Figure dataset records
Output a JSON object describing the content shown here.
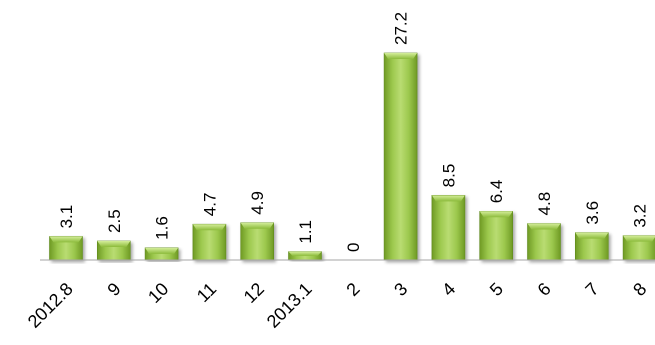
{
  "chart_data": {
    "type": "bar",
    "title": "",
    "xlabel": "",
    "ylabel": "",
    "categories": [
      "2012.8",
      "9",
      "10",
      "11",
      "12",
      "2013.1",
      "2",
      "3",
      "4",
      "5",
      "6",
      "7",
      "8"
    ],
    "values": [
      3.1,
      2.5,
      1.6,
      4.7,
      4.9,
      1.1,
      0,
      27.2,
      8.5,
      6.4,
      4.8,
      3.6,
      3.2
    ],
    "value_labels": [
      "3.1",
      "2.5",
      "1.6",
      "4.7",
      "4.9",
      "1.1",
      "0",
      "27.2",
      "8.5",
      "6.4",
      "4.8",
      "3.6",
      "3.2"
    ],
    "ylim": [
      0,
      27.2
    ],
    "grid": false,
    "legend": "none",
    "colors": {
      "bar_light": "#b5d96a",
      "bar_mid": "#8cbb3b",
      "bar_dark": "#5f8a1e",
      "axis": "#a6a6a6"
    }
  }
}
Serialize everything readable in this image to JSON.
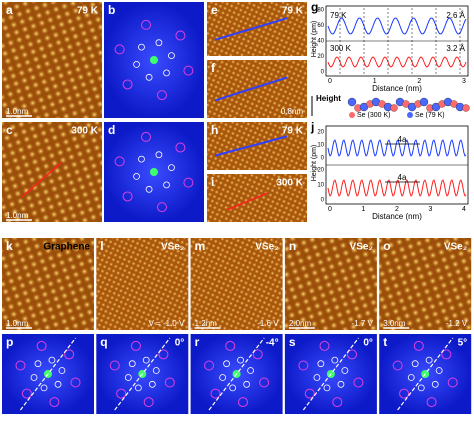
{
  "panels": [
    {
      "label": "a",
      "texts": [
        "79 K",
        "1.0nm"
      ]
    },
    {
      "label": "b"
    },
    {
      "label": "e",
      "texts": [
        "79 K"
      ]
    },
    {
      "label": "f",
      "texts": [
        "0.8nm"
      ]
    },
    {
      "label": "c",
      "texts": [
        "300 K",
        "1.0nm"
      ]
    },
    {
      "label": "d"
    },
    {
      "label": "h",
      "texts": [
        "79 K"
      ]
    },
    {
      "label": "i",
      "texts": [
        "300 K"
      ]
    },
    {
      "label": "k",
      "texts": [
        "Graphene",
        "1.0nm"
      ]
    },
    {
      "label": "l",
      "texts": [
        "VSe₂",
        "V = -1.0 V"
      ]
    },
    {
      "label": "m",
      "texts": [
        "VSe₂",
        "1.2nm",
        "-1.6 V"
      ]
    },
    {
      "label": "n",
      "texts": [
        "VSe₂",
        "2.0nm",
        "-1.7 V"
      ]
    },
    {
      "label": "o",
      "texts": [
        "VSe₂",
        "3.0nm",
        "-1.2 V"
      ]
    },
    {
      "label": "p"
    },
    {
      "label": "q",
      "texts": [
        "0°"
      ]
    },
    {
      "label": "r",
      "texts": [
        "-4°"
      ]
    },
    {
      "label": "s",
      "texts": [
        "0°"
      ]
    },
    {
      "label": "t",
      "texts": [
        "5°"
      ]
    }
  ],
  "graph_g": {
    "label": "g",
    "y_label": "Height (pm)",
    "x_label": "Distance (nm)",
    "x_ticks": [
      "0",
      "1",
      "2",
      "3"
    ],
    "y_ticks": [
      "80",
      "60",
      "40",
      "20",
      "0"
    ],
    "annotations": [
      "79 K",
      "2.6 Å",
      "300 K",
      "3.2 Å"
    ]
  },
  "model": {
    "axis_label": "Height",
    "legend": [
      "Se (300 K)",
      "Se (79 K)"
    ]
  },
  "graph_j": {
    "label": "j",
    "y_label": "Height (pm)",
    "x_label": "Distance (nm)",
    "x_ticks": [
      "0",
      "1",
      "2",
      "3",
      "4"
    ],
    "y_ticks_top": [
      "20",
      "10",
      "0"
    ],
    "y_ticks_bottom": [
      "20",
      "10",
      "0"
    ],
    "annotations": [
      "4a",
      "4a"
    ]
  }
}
* * *
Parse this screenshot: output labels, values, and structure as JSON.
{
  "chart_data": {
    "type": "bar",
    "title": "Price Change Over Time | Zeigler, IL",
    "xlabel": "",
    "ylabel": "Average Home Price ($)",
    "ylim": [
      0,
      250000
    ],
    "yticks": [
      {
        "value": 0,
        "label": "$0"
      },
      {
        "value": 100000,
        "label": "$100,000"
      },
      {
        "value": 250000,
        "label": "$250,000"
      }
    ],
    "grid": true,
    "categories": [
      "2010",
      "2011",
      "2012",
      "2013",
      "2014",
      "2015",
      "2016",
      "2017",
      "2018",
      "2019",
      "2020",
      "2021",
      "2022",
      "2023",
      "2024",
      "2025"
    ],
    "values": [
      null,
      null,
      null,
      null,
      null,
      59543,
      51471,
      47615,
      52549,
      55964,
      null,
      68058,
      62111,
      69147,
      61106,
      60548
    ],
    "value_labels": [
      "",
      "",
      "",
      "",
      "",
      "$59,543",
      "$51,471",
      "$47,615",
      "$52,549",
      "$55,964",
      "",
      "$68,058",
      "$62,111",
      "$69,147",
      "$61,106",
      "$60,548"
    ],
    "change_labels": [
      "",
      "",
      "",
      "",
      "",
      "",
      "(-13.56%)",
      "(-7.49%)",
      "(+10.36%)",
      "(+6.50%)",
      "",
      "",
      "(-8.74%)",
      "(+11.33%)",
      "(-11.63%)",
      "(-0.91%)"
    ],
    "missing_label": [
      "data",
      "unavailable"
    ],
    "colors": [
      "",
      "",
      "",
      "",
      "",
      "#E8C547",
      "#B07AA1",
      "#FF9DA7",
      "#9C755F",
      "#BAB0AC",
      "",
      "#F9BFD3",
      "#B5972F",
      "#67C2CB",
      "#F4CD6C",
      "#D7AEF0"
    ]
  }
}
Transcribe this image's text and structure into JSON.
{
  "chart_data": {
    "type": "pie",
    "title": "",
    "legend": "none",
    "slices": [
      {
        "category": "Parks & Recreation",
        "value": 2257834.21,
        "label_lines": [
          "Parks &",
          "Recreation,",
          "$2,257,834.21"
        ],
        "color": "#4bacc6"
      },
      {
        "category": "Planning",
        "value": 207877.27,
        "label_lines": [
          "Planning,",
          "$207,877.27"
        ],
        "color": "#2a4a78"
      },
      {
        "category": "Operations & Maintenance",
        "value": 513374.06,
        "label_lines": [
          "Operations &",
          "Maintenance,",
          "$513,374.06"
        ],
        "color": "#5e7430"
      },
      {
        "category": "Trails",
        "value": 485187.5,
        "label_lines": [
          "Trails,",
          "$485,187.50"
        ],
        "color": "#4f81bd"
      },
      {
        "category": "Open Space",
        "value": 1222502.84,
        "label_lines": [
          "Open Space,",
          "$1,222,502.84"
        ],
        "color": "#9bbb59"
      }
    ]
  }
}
--
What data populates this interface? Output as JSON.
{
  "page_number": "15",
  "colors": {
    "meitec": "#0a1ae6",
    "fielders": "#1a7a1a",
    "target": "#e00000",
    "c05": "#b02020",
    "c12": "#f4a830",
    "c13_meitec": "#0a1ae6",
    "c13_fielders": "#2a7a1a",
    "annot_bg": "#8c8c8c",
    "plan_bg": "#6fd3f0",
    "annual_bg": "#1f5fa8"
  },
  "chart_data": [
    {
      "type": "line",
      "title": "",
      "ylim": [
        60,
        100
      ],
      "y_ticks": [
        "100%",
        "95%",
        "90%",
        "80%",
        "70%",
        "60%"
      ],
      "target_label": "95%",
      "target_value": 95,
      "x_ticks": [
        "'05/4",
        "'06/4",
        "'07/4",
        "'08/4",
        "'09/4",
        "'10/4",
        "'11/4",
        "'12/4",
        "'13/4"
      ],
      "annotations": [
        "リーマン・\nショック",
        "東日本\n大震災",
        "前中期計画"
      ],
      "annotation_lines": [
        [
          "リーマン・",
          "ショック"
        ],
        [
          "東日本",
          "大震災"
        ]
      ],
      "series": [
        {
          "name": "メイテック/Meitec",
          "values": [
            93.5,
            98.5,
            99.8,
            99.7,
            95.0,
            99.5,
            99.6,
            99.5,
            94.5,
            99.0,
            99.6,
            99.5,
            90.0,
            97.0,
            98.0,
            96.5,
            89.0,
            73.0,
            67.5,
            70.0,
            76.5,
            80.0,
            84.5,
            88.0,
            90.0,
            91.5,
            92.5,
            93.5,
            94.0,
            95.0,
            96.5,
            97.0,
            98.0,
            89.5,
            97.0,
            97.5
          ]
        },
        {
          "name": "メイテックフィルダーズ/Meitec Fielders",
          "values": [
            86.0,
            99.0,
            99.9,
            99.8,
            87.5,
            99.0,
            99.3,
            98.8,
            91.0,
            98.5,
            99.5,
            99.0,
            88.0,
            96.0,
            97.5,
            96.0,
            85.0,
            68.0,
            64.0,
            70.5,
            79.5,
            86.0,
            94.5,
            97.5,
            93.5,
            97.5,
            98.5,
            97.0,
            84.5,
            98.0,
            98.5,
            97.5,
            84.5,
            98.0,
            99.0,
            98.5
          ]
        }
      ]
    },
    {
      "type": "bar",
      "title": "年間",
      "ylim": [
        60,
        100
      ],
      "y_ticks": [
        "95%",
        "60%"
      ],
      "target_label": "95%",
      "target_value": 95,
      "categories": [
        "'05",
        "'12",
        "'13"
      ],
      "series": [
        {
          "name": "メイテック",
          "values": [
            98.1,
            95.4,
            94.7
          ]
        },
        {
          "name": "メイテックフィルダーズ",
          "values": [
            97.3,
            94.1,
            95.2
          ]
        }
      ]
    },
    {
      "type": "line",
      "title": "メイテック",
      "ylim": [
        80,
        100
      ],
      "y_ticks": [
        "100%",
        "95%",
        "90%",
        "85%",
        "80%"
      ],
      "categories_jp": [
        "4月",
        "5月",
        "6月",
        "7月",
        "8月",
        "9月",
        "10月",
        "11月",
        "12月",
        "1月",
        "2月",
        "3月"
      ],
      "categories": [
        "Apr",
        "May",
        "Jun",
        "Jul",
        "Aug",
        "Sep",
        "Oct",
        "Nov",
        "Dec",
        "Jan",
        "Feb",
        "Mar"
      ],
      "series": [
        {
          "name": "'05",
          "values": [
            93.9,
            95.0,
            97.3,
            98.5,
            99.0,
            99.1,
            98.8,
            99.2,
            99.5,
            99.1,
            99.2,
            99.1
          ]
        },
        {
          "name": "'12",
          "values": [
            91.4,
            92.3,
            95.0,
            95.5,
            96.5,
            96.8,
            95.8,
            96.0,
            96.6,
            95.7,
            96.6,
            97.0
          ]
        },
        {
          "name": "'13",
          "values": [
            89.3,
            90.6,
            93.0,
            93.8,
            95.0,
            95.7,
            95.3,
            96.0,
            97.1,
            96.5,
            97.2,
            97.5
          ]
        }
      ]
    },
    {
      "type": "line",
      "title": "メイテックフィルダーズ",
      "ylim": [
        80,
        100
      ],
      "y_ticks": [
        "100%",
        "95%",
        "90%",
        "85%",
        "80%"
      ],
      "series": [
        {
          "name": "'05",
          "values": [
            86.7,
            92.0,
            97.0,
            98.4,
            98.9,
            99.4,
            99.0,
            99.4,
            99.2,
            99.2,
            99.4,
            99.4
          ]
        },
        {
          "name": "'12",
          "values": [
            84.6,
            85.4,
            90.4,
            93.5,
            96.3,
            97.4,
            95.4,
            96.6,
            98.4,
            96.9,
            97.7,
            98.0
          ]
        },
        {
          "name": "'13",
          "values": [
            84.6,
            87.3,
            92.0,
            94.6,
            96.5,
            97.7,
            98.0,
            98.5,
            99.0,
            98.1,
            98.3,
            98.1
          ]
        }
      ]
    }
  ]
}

EXERCISE BRIEF: State how many lines in the records above contain the word "JSON", giving only the number.

OUTPUT OF THE TASK: 5